(THE EXERCISE): Give the listing again exactly, omitting its images.

******

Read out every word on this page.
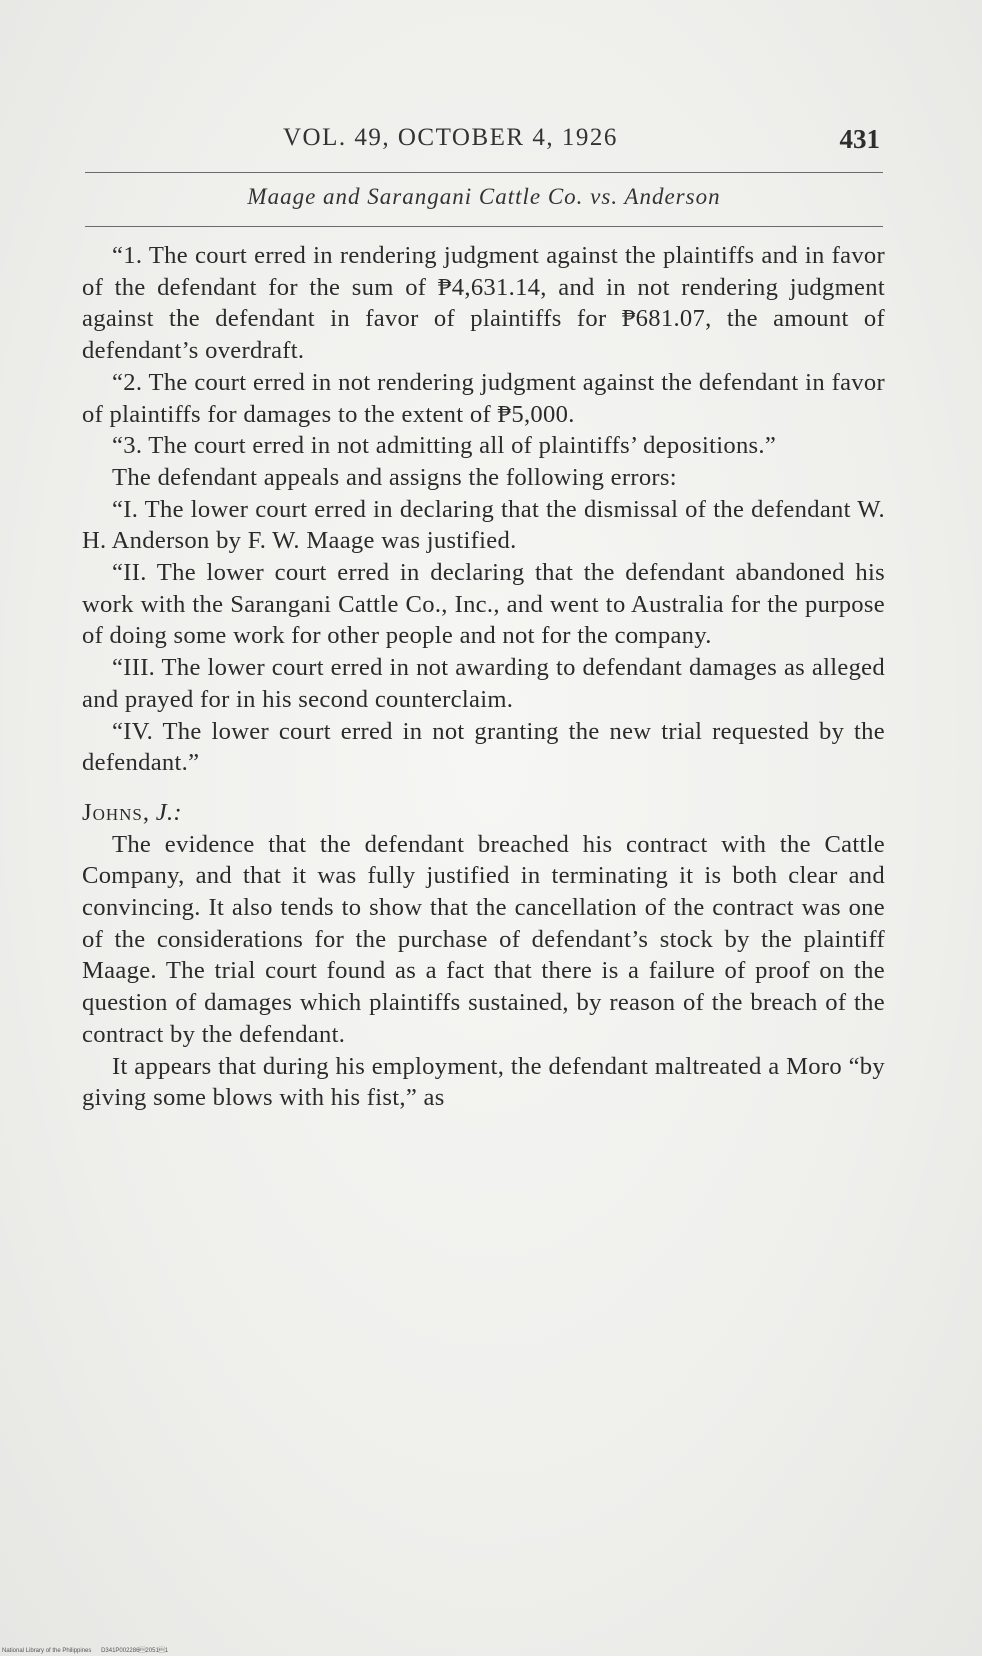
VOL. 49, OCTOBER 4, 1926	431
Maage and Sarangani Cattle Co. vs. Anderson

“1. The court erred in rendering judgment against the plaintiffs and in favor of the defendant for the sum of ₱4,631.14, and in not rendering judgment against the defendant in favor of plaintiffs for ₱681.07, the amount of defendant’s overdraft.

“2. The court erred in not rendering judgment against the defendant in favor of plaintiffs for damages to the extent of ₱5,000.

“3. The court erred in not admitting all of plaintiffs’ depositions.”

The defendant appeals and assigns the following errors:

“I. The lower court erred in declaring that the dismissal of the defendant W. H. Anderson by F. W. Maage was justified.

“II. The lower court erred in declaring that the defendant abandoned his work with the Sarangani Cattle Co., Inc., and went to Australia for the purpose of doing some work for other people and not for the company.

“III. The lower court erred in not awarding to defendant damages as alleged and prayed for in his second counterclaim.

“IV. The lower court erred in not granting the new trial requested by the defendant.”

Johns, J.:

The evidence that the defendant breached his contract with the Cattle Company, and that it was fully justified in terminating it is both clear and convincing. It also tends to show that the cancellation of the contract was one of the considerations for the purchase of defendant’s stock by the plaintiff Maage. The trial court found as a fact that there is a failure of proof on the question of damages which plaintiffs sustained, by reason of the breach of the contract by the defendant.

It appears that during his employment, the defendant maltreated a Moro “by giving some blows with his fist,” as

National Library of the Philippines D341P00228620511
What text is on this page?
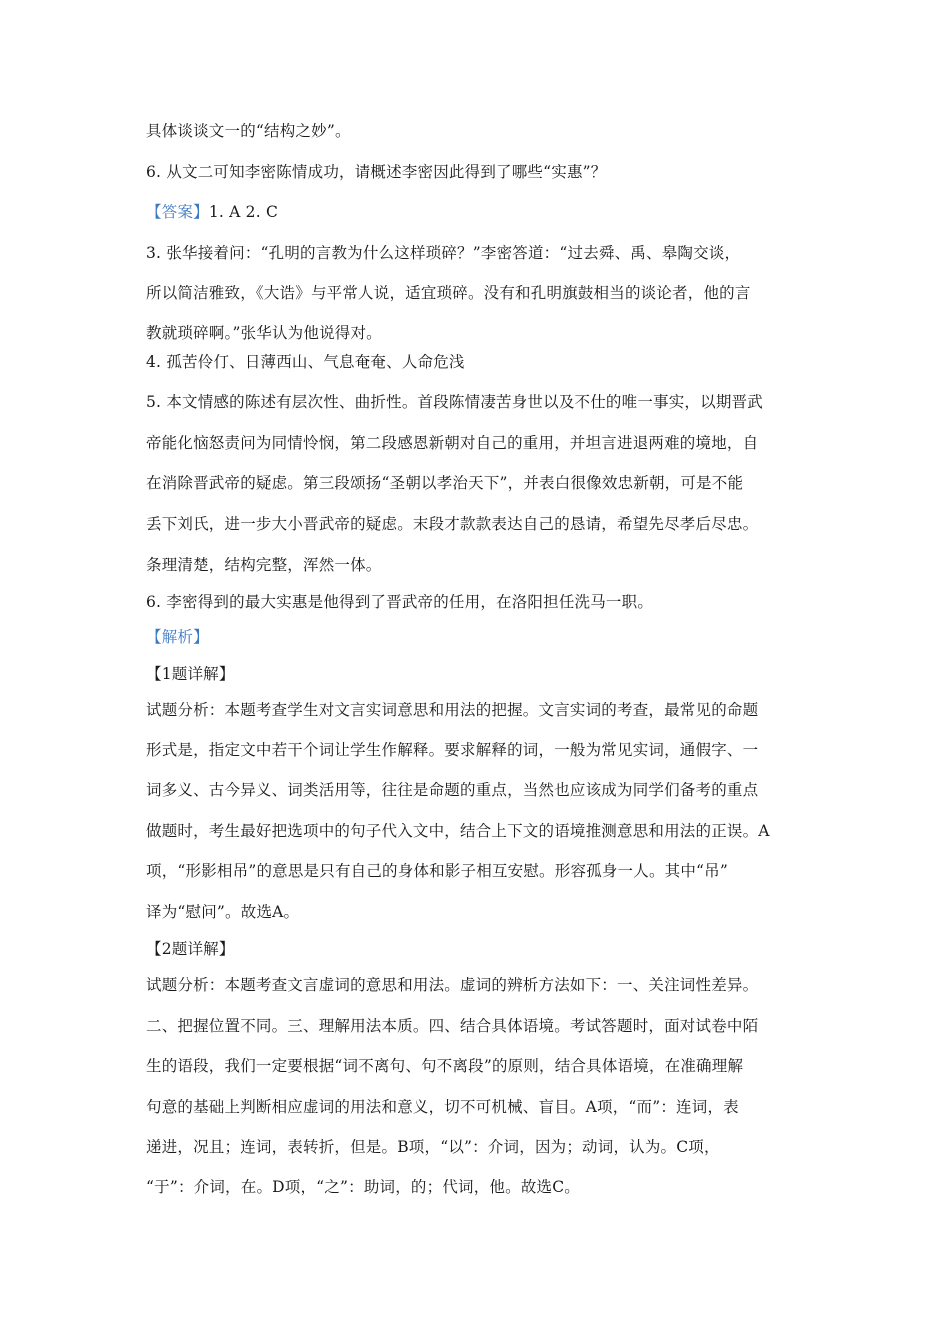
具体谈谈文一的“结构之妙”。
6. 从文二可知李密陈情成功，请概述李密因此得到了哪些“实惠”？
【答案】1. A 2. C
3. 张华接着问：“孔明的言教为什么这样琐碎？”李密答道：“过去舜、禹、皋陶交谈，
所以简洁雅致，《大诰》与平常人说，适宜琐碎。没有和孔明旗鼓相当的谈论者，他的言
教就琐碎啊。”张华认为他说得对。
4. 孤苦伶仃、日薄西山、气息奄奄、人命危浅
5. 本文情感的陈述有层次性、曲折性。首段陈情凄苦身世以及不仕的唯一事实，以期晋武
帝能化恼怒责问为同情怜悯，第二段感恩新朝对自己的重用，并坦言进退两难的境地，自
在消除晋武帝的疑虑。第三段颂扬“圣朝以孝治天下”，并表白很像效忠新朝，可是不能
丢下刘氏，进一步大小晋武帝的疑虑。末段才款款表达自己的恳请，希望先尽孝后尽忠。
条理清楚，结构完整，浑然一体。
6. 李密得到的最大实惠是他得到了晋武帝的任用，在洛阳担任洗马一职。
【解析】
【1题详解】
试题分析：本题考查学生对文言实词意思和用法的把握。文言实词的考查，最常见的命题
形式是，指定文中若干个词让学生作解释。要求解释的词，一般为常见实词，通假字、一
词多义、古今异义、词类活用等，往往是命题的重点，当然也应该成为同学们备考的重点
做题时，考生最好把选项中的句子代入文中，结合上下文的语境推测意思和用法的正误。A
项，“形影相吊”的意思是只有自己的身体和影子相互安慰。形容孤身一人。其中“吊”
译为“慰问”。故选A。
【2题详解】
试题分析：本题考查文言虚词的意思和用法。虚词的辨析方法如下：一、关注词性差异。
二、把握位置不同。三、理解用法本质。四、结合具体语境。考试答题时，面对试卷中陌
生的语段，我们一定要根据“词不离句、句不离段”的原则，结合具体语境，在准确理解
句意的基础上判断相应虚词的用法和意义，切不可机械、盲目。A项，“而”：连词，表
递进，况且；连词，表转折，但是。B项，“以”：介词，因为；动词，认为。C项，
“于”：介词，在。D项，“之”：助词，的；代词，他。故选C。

******

(FINAL RESULT):
Read out every word on this page.
VOL. 49, OCTOBER 4, 1926	431
Maage and Sarangani Cattle Co. vs. Anderson

“1. The court erred in rendering judgment against the plaintiffs and in favor of the defendant for the sum of ₱4,631.14, and in not rendering judgment against the defendant in favor of plaintiffs for ₱681.07, the amount of defendant’s overdraft.

“2. The court erred in not rendering judgment against the defendant in favor of plaintiffs for damages to the extent of ₱5,000.

“3. The court erred in not admitting all of plaintiffs’ depositions.”

The defendant appeals and assigns the following errors:

“I. The lower court erred in declaring that the dismissal of the defendant W. H. Anderson by F. W. Maage was justified.

“II. The lower court erred in declaring that the defendant abandoned his work with the Sarangani Cattle Co., Inc., and went to Australia for the purpose of doing some work for other people and not for the company.

“III. The lower court erred in not awarding to defendant damages as alleged and prayed for in his second counterclaim.

“IV. The lower court erred in not granting the new trial requested by the defendant.”

Johns, J.:

The evidence that the defendant breached his contract with the Cattle Company, and that it was fully justified in terminating it is both clear and convincing. It also tends to show that the cancellation of the contract was one of the considerations for the purchase of defendant’s stock by the plaintiff Maage. The trial court found as a fact that there is a failure of proof on the question of damages which plaintiffs sustained, by reason of the breach of the contract by the defendant.

It appears that during his employment, the defendant maltreated a Moro “by giving some blows with his fist,” as

National Library of the Philippines D341P00228620511
What text is on this page?
具体谈谈文一的“结构之妙”。
6. 从文二可知李密陈情成功，请概述李密因此得到了哪些“实惠”？
【答案】1. A 2. C
3. 张华接着问：“孔明的言教为什么这样琐碎？”李密答道：“过去舜、禹、皋陶交谈，
所以简洁雅致，《大诰》与平常人说，适宜琐碎。没有和孔明旗鼓相当的谈论者，他的言
教就琐碎啊。”张华认为他说得对。
4. 孤苦伶仃、日薄西山、气息奄奄、人命危浅
5. 本文情感的陈述有层次性、曲折性。首段陈情凄苦身世以及不仕的唯一事实，以期晋武
帝能化恼怒责问为同情怜悯，第二段感恩新朝对自己的重用，并坦言进退两难的境地，自
在消除晋武帝的疑虑。第三段颂扬“圣朝以孝治天下”，并表白很像效忠新朝，可是不能
丢下刘氏，进一步大小晋武帝的疑虑。末段才款款表达自己的恳请，希望先尽孝后尽忠。
条理清楚，结构完整，浑然一体。
6. 李密得到的最大实惠是他得到了晋武帝的任用，在洛阳担任洗马一职。
【解析】
【1题详解】
试题分析：本题考查学生对文言实词意思和用法的把握。文言实词的考查，最常见的命题
形式是，指定文中若干个词让学生作解释。要求解释的词，一般为常见实词，通假字、一
词多义、古今异义、词类活用等，往往是命题的重点，当然也应该成为同学们备考的重点
做题时，考生最好把选项中的句子代入文中，结合上下文的语境推测意思和用法的正误。A
项，“形影相吊”的意思是只有自己的身体和影子相互安慰。形容孤身一人。其中“吊”
译为“慰问”。故选A。
【2题详解】
试题分析：本题考查文言虚词的意思和用法。虚词的辨析方法如下：一、关注词性差异。
二、把握位置不同。三、理解用法本质。四、结合具体语境。考试答题时，面对试卷中陌
生的语段，我们一定要根据“词不离句、句不离段”的原则，结合具体语境，在准确理解
句意的基础上判断相应虚词的用法和意义，切不可机械、盲目。A项，“而”：连词，表
递进，况且；连词，表转折，但是。B项，“以”：介词，因为；动词，认为。C项，
“于”：介词，在。D项，“之”：助词，的；代词，他。故选C。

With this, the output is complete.